## start

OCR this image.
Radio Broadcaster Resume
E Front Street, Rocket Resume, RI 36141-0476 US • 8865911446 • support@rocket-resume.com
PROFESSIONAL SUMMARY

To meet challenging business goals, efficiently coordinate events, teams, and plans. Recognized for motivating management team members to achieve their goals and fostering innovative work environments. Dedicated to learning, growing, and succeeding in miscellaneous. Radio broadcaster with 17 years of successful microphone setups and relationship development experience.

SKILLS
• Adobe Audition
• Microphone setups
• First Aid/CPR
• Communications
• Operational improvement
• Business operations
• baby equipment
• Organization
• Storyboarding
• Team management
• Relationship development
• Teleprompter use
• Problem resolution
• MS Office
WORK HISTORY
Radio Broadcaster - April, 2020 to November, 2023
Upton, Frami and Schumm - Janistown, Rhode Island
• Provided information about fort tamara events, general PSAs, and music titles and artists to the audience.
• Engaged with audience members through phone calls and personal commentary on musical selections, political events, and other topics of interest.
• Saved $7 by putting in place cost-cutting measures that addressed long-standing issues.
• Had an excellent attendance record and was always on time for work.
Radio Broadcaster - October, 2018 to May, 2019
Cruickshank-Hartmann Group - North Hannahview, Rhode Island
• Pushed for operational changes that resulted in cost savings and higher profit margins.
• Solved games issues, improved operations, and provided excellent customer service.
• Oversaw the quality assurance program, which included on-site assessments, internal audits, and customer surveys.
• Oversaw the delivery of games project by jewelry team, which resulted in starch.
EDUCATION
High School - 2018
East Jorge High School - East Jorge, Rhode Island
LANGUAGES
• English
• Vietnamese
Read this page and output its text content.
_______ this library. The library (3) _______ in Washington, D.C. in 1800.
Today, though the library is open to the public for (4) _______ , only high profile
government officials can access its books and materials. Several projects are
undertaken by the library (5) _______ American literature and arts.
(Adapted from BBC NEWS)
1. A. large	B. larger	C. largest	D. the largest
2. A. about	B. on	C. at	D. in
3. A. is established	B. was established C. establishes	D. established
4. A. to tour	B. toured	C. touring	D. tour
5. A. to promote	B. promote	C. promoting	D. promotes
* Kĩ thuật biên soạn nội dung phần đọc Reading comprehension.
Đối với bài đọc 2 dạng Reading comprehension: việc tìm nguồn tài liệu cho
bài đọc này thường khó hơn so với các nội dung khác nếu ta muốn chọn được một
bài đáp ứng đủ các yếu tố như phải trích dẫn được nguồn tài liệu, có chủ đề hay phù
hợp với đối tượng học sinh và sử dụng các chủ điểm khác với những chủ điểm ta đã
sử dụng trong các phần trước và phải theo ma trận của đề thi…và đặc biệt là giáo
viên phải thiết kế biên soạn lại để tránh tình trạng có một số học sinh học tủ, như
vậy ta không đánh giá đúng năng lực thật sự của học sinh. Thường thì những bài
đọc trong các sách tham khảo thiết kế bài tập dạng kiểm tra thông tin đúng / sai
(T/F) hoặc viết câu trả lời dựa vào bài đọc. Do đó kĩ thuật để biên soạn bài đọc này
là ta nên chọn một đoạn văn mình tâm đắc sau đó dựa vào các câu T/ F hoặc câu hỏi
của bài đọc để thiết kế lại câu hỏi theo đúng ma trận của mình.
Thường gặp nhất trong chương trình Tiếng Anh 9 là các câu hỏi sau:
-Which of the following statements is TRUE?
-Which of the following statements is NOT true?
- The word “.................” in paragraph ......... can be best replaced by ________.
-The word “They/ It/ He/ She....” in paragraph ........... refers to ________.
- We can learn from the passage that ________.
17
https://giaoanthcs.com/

## end

# [WHAT IS REQUIRED]
Reproduce the data in its entirety, matching each character.

# [ANSWER FOR THE TASK]
OCR this image.
Radio Broadcaster Resume
E Front Street, Rocket Resume, RI 36141-0476 US • 8865911446 • support@rocket-resume.com
PROFESSIONAL SUMMARY

To meet challenging business goals, efficiently coordinate events, teams, and plans. Recognized for motivating management team members to achieve their goals and fostering innovative work environments. Dedicated to learning, growing, and succeeding in miscellaneous. Radio broadcaster with 17 years of successful microphone setups and relationship development experience.

SKILLS
• Adobe Audition
• Microphone setups
• First Aid/CPR
• Communications
• Operational improvement
• Business operations
• baby equipment
• Organization
• Storyboarding
• Team management
• Relationship development
• Teleprompter use
• Problem resolution
• MS Office
WORK HISTORY
Radio Broadcaster - April, 2020 to November, 2023
Upton, Frami and Schumm - Janistown, Rhode Island
• Provided information about fort tamara events, general PSAs, and music titles and artists to the audience.
• Engaged with audience members through phone calls and personal commentary on musical selections, political events, and other topics of interest.
• Saved $7 by putting in place cost-cutting measures that addressed long-standing issues.
• Had an excellent attendance record and was always on time for work.
Radio Broadcaster - October, 2018 to May, 2019
Cruickshank-Hartmann Group - North Hannahview, Rhode Island
• Pushed for operational changes that resulted in cost savings and higher profit margins.
• Solved games issues, improved operations, and provided excellent customer service.
• Oversaw the quality assurance program, which included on-site assessments, internal audits, and customer surveys.
• Oversaw the delivery of games project by jewelry team, which resulted in starch.
EDUCATION
High School - 2018
East Jorge High School - East Jorge, Rhode Island
LANGUAGES
• English
• Vietnamese
Read this page and output its text content.
_______ this library. The library (3) _______ in Washington, D.C. in 1800.
Today, though the library is open to the public for (4) _______ , only high profile
government officials can access its books and materials. Several projects are
undertaken by the library (5) _______ American literature and arts.
(Adapted from BBC NEWS)
1. A. large	B. larger	C. largest	D. the largest
2. A. about	B. on	C. at	D. in
3. A. is established	B. was established C. establishes	D. established
4. A. to tour	B. toured	C. touring	D. tour
5. A. to promote	B. promote	C. promoting	D. promotes
* Kĩ thuật biên soạn nội dung phần đọc Reading comprehension.
Đối với bài đọc 2 dạng Reading comprehension: việc tìm nguồn tài liệu cho
bài đọc này thường khó hơn so với các nội dung khác nếu ta muốn chọn được một
bài đáp ứng đủ các yếu tố như phải trích dẫn được nguồn tài liệu, có chủ đề hay phù
hợp với đối tượng học sinh và sử dụng các chủ điểm khác với những chủ điểm ta đã
sử dụng trong các phần trước và phải theo ma trận của đề thi…và đặc biệt là giáo
viên phải thiết kế biên soạn lại để tránh tình trạng có một số học sinh học tủ, như
vậy ta không đánh giá đúng năng lực thật sự của học sinh. Thường thì những bài
đọc trong các sách tham khảo thiết kế bài tập dạng kiểm tra thông tin đúng / sai
(T/F) hoặc viết câu trả lời dựa vào bài đọc. Do đó kĩ thuật để biên soạn bài đọc này
là ta nên chọn một đoạn văn mình tâm đắc sau đó dựa vào các câu T/ F hoặc câu hỏi
của bài đọc để thiết kế lại câu hỏi theo đúng ma trận của mình.
Thường gặp nhất trong chương trình Tiếng Anh 9 là các câu hỏi sau:
-Which of the following statements is TRUE?
-Which of the following statements is NOT true?
- The word “.................” in paragraph ......... can be best replaced by ________.
-The word “They/ It/ He/ She....” in paragraph ........... refers to ________.
- We can learn from the passage that ________.
17
https://giaoanthcs.com/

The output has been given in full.